## START DATA ROWS
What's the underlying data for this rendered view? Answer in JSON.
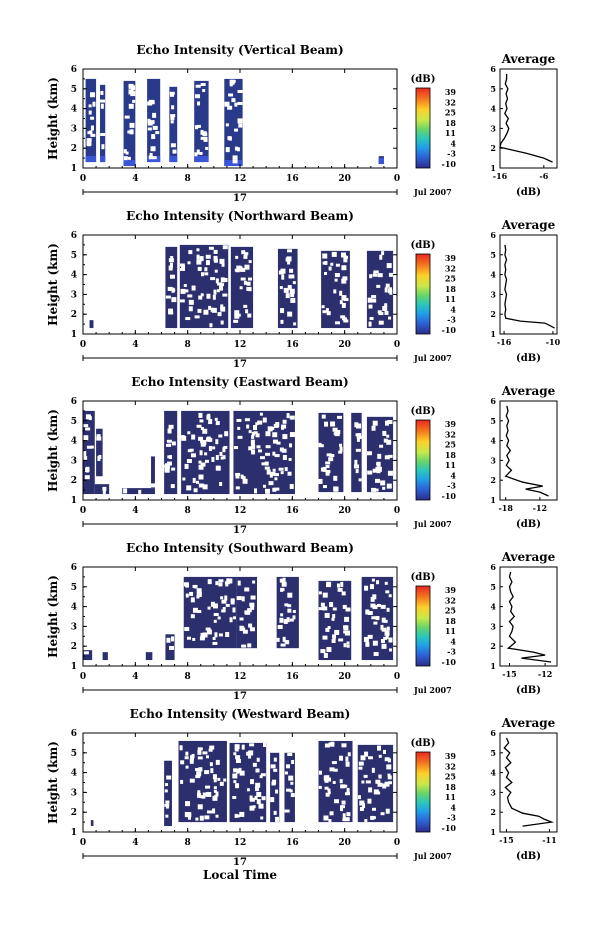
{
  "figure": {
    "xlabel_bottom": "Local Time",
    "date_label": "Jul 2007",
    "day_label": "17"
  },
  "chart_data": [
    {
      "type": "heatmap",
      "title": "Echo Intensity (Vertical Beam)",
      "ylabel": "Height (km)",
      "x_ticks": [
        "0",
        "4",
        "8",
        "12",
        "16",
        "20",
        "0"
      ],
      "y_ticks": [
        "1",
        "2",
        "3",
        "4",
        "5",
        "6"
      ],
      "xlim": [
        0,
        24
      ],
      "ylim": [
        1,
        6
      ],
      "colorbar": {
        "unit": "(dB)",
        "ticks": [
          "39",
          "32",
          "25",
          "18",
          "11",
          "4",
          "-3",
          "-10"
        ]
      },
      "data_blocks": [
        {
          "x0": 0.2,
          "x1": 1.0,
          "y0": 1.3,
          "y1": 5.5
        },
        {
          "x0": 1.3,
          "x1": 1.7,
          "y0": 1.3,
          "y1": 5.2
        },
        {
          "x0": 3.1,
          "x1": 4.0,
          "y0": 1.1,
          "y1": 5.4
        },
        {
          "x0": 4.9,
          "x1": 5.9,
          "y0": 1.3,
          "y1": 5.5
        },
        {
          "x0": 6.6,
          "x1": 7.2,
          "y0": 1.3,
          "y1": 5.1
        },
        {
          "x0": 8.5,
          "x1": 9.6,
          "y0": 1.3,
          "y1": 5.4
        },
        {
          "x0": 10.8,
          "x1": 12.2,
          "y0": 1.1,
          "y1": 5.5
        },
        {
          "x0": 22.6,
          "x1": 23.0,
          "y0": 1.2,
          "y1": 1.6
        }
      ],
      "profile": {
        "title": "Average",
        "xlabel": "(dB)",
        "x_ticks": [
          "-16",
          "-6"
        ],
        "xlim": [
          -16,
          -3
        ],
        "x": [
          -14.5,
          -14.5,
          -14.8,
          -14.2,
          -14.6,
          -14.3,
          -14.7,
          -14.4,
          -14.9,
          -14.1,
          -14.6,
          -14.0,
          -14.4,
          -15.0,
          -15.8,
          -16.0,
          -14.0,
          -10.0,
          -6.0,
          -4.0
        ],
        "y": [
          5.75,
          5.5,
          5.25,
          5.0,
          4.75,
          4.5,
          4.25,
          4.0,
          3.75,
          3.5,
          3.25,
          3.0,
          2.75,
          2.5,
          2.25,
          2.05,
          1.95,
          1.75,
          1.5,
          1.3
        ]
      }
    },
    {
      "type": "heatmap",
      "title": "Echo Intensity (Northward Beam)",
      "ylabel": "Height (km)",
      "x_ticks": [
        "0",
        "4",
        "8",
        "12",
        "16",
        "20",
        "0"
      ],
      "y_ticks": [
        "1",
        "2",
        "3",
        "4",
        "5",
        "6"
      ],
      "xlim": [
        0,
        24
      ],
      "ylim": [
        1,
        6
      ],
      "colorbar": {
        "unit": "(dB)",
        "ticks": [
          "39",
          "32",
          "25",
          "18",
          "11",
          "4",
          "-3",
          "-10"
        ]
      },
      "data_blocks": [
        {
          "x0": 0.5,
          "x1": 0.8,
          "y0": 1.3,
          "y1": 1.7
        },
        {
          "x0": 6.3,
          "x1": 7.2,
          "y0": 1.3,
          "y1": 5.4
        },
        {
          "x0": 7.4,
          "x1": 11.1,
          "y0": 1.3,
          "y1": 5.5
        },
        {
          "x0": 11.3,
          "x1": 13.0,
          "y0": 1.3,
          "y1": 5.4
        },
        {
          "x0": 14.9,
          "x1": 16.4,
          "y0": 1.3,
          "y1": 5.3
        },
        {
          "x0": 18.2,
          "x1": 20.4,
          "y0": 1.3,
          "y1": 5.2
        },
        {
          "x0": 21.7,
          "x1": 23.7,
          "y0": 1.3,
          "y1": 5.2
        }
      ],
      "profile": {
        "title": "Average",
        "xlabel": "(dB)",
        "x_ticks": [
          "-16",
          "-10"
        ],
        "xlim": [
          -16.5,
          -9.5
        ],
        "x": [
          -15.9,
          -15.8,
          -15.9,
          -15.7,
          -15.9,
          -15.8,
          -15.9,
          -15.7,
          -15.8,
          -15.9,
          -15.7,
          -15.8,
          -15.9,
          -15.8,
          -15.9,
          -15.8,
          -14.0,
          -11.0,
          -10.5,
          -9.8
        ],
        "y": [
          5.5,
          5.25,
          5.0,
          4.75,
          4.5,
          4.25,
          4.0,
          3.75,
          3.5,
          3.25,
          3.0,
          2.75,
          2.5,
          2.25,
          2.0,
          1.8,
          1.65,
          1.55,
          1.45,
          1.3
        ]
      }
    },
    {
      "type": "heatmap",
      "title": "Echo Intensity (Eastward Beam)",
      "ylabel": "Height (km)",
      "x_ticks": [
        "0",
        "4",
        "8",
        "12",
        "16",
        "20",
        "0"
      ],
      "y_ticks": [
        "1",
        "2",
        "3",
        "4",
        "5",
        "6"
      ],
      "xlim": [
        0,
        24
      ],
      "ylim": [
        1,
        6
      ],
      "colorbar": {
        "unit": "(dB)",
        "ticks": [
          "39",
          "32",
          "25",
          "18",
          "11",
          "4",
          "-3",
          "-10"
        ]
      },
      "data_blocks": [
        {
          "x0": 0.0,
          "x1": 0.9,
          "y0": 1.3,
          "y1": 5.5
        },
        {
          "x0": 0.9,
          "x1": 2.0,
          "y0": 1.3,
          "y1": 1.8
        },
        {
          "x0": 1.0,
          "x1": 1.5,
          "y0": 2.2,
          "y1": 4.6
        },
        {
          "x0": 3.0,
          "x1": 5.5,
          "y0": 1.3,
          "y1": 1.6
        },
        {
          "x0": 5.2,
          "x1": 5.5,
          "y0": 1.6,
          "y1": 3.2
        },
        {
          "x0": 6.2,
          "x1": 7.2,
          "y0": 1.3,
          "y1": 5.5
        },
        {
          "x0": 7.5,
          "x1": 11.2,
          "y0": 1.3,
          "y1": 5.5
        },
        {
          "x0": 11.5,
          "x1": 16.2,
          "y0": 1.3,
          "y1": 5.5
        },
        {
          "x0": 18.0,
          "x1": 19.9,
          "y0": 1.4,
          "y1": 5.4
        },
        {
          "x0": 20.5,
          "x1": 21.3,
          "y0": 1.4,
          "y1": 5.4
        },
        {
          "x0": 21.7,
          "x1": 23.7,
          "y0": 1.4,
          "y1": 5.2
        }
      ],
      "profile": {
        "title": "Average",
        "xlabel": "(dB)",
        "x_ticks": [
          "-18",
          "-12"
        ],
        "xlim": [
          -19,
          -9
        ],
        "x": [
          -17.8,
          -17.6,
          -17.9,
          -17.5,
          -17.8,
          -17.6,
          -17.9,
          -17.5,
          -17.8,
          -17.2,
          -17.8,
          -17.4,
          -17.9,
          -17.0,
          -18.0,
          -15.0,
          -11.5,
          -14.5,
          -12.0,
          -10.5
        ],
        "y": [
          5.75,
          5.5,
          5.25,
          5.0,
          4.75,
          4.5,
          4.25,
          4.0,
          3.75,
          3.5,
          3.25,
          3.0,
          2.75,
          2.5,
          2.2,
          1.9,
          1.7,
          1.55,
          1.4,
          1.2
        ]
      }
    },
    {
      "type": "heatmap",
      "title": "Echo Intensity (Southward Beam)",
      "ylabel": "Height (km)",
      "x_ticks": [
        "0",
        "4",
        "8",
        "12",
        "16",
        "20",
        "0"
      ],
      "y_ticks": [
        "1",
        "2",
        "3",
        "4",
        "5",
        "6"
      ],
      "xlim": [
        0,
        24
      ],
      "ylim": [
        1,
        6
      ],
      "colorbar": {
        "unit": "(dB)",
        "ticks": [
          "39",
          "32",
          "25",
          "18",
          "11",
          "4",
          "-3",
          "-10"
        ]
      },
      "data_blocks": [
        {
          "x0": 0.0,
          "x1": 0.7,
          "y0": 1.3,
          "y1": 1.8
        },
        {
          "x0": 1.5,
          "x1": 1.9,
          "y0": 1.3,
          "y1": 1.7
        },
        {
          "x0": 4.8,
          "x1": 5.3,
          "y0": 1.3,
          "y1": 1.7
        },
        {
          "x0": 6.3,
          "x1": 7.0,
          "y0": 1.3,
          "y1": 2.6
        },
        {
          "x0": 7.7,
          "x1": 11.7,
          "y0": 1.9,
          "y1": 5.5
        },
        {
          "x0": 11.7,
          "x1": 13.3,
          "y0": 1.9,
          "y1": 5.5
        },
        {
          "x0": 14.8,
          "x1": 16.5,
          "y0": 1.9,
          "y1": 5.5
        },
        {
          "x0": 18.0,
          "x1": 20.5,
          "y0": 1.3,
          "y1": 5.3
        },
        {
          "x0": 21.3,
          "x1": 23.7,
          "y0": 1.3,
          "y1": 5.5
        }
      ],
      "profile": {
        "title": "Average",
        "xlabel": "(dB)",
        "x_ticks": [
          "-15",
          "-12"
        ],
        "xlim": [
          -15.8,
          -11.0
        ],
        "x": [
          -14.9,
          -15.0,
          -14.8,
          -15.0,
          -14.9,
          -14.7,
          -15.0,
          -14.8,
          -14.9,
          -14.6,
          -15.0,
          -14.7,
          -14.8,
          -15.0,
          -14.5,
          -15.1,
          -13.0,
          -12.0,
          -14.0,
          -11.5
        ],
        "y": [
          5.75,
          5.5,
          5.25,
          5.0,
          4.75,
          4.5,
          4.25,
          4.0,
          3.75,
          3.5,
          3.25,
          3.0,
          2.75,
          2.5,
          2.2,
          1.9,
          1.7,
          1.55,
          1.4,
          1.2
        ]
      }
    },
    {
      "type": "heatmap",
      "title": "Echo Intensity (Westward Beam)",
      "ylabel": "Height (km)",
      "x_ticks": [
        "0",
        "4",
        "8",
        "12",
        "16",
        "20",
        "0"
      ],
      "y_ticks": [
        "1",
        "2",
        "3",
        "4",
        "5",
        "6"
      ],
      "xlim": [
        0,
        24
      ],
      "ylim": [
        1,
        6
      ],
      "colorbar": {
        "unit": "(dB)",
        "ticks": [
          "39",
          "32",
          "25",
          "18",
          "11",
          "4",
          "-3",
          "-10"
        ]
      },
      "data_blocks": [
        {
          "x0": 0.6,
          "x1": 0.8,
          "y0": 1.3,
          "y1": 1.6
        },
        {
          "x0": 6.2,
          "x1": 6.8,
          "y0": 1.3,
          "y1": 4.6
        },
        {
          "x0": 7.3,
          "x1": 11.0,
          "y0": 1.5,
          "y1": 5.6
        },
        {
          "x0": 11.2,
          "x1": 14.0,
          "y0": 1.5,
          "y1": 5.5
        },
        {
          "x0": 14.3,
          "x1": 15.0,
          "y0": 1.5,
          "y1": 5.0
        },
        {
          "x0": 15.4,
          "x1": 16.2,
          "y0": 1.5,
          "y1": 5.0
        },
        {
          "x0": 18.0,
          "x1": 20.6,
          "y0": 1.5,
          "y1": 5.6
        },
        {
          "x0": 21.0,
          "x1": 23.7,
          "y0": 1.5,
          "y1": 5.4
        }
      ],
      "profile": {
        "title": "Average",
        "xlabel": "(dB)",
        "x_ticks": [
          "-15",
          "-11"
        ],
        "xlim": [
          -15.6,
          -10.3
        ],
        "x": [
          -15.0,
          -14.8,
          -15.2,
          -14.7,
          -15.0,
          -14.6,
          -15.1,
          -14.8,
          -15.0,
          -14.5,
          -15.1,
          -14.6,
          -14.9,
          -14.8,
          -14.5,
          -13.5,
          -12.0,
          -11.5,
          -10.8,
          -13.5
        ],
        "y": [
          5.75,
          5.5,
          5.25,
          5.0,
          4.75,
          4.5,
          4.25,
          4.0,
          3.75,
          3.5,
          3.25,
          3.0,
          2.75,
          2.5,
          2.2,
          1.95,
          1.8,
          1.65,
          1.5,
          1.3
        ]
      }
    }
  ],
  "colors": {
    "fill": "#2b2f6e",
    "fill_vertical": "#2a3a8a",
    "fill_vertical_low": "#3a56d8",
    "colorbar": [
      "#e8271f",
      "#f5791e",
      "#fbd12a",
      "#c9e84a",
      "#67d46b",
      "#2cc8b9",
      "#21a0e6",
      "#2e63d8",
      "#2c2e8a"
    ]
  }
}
## END DATA ROWS
Pick out every line of the listing containing the word "Intensity", and show those lines.

- [EXPECTED ANSWER]
      "title": "Echo Intensity (Vertical Beam)",
      "title": "Echo Intensity (Northward Beam)",
      "title": "Echo Intensity (Eastward Beam)",
      "title": "Echo Intensity (Southward Beam)",
      "title": "Echo Intensity (Westward Beam)",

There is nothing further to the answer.